Stored data

+++

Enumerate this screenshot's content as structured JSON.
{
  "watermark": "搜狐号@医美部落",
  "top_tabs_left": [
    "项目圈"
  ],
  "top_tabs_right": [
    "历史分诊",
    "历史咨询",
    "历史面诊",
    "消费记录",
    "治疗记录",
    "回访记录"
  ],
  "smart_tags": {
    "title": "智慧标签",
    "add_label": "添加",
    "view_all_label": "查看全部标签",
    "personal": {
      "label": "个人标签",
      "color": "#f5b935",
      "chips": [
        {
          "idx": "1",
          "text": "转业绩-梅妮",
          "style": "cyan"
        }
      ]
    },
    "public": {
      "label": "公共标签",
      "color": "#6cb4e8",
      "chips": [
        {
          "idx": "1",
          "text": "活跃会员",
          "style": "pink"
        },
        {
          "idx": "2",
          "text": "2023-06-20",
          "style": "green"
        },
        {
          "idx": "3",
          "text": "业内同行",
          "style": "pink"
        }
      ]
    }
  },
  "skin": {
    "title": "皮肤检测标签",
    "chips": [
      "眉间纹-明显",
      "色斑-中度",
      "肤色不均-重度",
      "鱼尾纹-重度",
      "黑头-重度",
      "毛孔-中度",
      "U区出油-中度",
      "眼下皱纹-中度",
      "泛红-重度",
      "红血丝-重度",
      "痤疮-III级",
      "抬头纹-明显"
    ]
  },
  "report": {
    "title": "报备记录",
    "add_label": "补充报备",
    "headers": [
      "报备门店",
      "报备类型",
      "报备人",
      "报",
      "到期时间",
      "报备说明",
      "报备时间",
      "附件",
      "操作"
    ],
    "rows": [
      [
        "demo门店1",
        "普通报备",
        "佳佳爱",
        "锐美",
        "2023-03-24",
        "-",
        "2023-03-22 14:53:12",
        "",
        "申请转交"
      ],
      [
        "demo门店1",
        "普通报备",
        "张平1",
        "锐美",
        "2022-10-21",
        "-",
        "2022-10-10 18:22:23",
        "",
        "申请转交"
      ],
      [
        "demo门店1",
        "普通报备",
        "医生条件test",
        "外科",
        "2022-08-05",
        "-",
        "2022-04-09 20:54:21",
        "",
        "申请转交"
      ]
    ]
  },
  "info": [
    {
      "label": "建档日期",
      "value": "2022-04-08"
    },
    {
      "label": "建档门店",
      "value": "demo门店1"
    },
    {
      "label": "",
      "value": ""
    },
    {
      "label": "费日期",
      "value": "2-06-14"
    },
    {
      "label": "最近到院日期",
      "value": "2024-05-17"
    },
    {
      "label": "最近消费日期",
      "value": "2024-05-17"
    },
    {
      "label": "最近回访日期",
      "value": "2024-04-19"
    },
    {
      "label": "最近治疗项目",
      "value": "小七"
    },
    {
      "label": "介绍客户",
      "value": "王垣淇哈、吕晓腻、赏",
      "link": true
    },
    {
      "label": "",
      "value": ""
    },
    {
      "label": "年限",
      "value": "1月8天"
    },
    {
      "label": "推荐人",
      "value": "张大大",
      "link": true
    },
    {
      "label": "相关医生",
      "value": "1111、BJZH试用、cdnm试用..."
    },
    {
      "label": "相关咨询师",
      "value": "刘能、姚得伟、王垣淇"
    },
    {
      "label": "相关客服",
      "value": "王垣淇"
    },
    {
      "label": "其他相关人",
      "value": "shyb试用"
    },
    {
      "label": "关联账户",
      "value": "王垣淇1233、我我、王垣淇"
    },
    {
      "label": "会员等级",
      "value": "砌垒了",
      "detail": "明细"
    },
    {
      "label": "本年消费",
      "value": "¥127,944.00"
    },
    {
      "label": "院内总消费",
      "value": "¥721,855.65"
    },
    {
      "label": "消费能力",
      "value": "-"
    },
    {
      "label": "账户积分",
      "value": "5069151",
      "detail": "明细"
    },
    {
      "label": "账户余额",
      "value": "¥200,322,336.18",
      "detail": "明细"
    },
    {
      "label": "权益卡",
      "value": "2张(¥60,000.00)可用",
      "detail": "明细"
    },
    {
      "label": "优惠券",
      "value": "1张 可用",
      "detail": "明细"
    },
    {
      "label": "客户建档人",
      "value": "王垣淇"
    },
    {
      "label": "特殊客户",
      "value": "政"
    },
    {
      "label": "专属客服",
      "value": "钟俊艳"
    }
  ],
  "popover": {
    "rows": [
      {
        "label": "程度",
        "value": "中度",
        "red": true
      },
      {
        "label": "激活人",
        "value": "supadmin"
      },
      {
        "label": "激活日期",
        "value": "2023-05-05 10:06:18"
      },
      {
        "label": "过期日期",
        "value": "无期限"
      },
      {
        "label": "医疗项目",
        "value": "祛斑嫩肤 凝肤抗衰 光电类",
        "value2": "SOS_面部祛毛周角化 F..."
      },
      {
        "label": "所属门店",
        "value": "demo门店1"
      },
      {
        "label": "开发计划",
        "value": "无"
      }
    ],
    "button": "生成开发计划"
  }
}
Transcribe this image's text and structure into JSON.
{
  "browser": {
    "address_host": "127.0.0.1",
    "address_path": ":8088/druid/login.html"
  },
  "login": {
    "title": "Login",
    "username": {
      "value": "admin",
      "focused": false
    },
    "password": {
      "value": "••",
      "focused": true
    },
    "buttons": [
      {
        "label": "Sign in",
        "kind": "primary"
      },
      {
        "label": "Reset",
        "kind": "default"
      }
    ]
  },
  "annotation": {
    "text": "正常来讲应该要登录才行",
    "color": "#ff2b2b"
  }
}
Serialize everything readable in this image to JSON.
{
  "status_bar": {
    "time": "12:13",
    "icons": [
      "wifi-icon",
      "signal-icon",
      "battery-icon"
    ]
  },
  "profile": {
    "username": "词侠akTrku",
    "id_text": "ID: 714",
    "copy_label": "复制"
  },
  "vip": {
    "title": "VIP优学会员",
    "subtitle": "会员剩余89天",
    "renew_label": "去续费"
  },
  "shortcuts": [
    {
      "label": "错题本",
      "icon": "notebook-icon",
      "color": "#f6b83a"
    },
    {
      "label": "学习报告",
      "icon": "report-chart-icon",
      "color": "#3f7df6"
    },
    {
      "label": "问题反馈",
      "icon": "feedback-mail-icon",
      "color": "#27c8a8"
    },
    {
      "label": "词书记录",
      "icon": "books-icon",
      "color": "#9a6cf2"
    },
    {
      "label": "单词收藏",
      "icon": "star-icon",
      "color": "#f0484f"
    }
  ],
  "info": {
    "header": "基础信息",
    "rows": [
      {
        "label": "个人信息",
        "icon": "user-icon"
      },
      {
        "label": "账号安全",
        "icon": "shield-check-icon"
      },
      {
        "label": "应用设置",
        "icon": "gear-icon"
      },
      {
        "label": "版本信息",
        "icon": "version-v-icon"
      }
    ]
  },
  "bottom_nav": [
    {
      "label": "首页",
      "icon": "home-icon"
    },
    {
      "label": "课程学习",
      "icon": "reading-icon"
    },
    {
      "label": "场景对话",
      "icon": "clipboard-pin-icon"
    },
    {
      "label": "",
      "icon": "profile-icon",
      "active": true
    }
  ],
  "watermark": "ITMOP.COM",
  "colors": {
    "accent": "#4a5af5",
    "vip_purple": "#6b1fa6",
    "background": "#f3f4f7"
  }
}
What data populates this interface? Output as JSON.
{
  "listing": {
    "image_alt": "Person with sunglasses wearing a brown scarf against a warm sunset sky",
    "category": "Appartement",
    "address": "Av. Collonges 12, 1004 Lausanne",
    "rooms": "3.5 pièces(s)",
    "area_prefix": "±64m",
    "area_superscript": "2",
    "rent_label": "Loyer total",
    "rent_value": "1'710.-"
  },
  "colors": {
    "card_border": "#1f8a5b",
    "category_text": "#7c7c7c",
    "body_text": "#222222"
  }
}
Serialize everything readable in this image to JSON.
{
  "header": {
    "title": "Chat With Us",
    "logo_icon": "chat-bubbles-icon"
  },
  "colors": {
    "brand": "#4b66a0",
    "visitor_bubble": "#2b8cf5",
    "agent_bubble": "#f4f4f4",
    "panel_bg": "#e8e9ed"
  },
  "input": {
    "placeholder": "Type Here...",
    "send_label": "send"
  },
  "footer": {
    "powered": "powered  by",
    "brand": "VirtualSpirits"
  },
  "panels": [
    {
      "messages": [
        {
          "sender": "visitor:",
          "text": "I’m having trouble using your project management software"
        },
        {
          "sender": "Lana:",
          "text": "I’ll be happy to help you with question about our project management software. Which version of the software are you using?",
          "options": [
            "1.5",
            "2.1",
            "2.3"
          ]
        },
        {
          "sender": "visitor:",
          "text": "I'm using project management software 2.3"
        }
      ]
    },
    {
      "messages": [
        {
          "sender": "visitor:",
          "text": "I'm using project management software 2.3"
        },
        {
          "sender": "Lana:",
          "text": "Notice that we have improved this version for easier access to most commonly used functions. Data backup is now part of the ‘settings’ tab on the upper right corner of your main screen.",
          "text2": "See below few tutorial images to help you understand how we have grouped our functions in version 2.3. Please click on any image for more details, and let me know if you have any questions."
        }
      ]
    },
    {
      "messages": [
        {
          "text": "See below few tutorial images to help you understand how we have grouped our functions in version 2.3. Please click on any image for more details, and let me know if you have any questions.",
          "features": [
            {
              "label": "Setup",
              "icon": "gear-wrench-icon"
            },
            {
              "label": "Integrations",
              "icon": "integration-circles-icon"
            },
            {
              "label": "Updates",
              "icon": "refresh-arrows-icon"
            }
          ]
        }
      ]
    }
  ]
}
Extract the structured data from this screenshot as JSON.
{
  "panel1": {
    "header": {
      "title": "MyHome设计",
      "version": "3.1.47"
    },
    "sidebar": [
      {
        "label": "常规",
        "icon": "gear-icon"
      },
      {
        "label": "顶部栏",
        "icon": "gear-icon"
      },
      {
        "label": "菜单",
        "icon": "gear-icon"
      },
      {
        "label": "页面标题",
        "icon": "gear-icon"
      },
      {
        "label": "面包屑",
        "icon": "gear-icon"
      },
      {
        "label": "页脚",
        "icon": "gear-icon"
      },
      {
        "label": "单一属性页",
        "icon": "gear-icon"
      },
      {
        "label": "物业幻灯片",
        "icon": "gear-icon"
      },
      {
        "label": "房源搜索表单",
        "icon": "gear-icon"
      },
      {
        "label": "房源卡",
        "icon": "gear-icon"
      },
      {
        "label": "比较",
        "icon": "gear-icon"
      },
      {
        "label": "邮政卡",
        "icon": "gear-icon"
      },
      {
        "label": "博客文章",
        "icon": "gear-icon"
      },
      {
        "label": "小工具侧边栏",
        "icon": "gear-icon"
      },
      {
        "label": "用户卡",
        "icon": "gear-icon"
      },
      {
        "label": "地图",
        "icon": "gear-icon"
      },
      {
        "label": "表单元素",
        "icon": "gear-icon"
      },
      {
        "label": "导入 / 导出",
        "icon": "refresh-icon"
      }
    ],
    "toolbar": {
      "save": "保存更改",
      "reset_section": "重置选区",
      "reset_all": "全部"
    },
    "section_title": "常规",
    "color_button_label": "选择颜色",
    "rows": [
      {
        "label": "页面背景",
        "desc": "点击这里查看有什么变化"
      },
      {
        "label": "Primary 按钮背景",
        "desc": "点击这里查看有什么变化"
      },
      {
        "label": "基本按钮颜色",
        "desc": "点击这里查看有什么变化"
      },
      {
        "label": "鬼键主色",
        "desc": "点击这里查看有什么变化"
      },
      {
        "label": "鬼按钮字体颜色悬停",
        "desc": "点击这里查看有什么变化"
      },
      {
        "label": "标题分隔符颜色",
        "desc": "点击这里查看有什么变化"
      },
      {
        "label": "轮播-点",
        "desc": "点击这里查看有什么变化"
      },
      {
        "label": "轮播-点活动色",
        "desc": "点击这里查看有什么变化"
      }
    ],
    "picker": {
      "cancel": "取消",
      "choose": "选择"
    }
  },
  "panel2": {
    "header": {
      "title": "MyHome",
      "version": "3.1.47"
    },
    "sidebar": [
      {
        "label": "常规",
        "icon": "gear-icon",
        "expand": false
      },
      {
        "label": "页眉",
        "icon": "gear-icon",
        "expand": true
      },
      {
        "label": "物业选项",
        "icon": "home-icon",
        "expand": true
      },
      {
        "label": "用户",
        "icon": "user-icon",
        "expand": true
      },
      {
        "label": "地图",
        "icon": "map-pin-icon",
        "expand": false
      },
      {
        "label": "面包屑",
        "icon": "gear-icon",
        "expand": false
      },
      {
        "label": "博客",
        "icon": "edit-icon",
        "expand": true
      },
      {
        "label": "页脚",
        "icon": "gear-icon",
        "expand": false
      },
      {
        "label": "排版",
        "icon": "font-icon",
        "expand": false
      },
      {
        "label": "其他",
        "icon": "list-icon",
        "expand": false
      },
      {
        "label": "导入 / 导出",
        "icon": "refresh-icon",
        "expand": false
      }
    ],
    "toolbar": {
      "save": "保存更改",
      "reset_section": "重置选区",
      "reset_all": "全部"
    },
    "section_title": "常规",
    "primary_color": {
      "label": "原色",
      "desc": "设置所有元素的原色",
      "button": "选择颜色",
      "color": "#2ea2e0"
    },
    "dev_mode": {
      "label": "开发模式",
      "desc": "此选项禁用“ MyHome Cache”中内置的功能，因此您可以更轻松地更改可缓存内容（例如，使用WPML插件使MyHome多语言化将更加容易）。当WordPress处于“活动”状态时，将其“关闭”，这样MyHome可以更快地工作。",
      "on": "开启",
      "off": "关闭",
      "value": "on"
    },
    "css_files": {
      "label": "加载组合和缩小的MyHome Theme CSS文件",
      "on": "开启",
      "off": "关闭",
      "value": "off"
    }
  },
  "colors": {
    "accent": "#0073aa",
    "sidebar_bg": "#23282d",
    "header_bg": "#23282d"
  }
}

+++

=== Aim of the task ===
Track down every line with the word "click" and copy it.

=== Finished exercise ===
          "text2": "See below few tutorial images to help you understand how we have grouped our functions in version 2.3. Please click on any image for more details, and let me know if you have any questions."
          "text": "See below few tutorial images to help you understand how we have grouped our functions in version 2.3. Please click on any image for more details, and let me know if you have any questions.",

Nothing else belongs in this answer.